===== Data supplied
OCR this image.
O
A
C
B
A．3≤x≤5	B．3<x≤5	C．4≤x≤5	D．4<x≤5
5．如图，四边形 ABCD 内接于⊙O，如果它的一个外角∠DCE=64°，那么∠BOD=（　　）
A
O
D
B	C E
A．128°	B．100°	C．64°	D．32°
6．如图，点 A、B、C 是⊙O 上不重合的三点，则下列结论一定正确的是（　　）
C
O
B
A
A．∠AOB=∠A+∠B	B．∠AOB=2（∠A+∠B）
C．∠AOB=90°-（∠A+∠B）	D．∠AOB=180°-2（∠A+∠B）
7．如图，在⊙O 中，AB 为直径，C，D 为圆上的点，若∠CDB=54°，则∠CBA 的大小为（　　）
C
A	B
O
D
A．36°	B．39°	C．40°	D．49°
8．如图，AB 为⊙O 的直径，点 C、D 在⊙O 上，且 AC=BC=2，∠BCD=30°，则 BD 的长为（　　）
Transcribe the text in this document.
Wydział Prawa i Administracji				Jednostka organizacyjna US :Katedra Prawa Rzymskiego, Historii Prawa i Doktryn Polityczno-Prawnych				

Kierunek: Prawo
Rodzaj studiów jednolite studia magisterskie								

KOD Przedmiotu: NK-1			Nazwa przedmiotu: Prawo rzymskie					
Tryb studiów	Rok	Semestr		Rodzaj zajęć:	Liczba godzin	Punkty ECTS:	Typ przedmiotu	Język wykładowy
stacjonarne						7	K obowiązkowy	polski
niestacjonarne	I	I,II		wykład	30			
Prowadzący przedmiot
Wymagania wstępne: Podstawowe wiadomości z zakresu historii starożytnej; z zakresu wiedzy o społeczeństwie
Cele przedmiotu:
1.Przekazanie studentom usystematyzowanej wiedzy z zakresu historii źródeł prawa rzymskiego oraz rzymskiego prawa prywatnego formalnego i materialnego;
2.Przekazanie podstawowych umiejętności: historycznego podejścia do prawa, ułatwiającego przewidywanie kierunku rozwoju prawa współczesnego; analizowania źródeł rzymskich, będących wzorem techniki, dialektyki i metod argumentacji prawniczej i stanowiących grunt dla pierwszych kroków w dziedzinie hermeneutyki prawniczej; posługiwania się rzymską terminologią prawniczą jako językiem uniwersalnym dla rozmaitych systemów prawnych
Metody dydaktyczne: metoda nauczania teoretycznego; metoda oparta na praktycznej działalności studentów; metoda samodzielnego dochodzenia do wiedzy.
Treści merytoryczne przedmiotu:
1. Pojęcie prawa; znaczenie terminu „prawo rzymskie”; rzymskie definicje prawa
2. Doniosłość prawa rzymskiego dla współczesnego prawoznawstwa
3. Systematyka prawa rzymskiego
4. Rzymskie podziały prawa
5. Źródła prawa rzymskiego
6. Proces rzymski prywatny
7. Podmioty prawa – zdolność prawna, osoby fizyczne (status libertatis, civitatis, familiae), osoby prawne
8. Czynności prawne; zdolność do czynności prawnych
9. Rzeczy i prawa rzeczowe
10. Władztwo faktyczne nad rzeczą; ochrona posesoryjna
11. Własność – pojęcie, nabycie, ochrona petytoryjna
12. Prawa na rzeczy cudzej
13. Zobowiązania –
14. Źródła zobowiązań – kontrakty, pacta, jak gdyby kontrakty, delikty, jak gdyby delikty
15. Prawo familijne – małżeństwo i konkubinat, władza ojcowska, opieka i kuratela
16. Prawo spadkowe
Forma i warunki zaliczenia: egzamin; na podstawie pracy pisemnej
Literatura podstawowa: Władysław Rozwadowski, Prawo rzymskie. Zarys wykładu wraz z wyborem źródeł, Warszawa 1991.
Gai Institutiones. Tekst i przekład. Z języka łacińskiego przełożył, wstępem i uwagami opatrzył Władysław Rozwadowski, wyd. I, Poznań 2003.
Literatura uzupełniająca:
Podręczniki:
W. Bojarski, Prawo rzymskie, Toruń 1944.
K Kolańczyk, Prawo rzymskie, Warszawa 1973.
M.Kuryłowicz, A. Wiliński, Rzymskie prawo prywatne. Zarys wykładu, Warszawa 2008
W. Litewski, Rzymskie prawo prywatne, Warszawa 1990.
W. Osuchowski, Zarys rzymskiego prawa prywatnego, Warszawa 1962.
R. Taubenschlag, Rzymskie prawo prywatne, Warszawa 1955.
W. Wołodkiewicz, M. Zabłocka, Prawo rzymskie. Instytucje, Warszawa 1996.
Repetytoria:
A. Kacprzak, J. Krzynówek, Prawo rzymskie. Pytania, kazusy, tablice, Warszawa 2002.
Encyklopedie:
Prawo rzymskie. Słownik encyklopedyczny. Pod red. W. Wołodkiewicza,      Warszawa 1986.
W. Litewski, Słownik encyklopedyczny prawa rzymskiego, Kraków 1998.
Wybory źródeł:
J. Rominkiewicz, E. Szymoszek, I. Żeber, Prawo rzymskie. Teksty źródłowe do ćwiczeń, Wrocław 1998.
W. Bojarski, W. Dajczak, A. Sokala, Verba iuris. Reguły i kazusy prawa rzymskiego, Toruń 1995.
==========
Output all of the data again, exactly.

OCR this image.
O
A
C
B
A．3≤x≤5	B．3<x≤5	C．4≤x≤5	D．4<x≤5
5．如图，四边形 ABCD 内接于⊙O，如果它的一个外角∠DCE=64°，那么∠BOD=（　　）
A
O
D
B	C E
A．128°	B．100°	C．64°	D．32°
6．如图，点 A、B、C 是⊙O 上不重合的三点，则下列结论一定正确的是（　　）
C
O
B
A
A．∠AOB=∠A+∠B	B．∠AOB=2（∠A+∠B）
C．∠AOB=90°-（∠A+∠B）	D．∠AOB=180°-2（∠A+∠B）
7．如图，在⊙O 中，AB 为直径，C，D 为圆上的点，若∠CDB=54°，则∠CBA 的大小为（　　）
C
A	B
O
D
A．36°	B．39°	C．40°	D．49°
8．如图，AB 为⊙O 的直径，点 C、D 在⊙O 上，且 AC=BC=2，∠BCD=30°，则 BD 的长为（　　）
Transcribe the text in this document.
Wydział Prawa i Administracji				Jednostka organizacyjna US :Katedra Prawa Rzymskiego, Historii Prawa i Doktryn Polityczno-Prawnych				

Kierunek: Prawo
Rodzaj studiów jednolite studia magisterskie								

KOD Przedmiotu: NK-1			Nazwa przedmiotu: Prawo rzymskie					
Tryb studiów	Rok	Semestr		Rodzaj zajęć:	Liczba godzin	Punkty ECTS:	Typ przedmiotu	Język wykładowy
stacjonarne						7	K obowiązkowy	polski
niestacjonarne	I	I,II		wykład	30			
Prowadzący przedmiot
Wymagania wstępne: Podstawowe wiadomości z zakresu historii starożytnej; z zakresu wiedzy o społeczeństwie
Cele przedmiotu:
1.Przekazanie studentom usystematyzowanej wiedzy z zakresu historii źródeł prawa rzymskiego oraz rzymskiego prawa prywatnego formalnego i materialnego;
2.Przekazanie podstawowych umiejętności: historycznego podejścia do prawa, ułatwiającego przewidywanie kierunku rozwoju prawa współczesnego; analizowania źródeł rzymskich, będących wzorem techniki, dialektyki i metod argumentacji prawniczej i stanowiących grunt dla pierwszych kroków w dziedzinie hermeneutyki prawniczej; posługiwania się rzymską terminologią prawniczą jako językiem uniwersalnym dla rozmaitych systemów prawnych
Metody dydaktyczne: metoda nauczania teoretycznego; metoda oparta na praktycznej działalności studentów; metoda samodzielnego dochodzenia do wiedzy.
Treści merytoryczne przedmiotu:
1. Pojęcie prawa; znaczenie terminu „prawo rzymskie”; rzymskie definicje prawa
2. Doniosłość prawa rzymskiego dla współczesnego prawoznawstwa
3. Systematyka prawa rzymskiego
4. Rzymskie podziały prawa
5. Źródła prawa rzymskiego
6. Proces rzymski prywatny
7. Podmioty prawa – zdolność prawna, osoby fizyczne (status libertatis, civitatis, familiae), osoby prawne
8. Czynności prawne; zdolność do czynności prawnych
9. Rzeczy i prawa rzeczowe
10. Władztwo faktyczne nad rzeczą; ochrona posesoryjna
11. Własność – pojęcie, nabycie, ochrona petytoryjna
12. Prawa na rzeczy cudzej
13. Zobowiązania –
14. Źródła zobowiązań – kontrakty, pacta, jak gdyby kontrakty, delikty, jak gdyby delikty
15. Prawo familijne – małżeństwo i konkubinat, władza ojcowska, opieka i kuratela
16. Prawo spadkowe
Forma i warunki zaliczenia: egzamin; na podstawie pracy pisemnej
Literatura podstawowa: Władysław Rozwadowski, Prawo rzymskie. Zarys wykładu wraz z wyborem źródeł, Warszawa 1991.
Gai Institutiones. Tekst i przekład. Z języka łacińskiego przełożył, wstępem i uwagami opatrzył Władysław Rozwadowski, wyd. I, Poznań 2003.
Literatura uzupełniająca:
Podręczniki:
W. Bojarski, Prawo rzymskie, Toruń 1944.
K Kolańczyk, Prawo rzymskie, Warszawa 1973.
M.Kuryłowicz, A. Wiliński, Rzymskie prawo prywatne. Zarys wykładu, Warszawa 2008
W. Litewski, Rzymskie prawo prywatne, Warszawa 1990.
W. Osuchowski, Zarys rzymskiego prawa prywatnego, Warszawa 1962.
R. Taubenschlag, Rzymskie prawo prywatne, Warszawa 1955.
W. Wołodkiewicz, M. Zabłocka, Prawo rzymskie. Instytucje, Warszawa 1996.
Repetytoria:
A. Kacprzak, J. Krzynówek, Prawo rzymskie. Pytania, kazusy, tablice, Warszawa 2002.
Encyklopedie:
Prawo rzymskie. Słownik encyklopedyczny. Pod red. W. Wołodkiewicza,      Warszawa 1986.
W. Litewski, Słownik encyklopedyczny prawa rzymskiego, Kraków 1998.
Wybory źródeł:
J. Rominkiewicz, E. Szymoszek, I. Żeber, Prawo rzymskie. Teksty źródłowe do ćwiczeń, Wrocław 1998.
W. Bojarski, W. Dajczak, A. Sokala, Verba iuris. Reguły i kazusy prawa rzymskiego, Toruń 1995.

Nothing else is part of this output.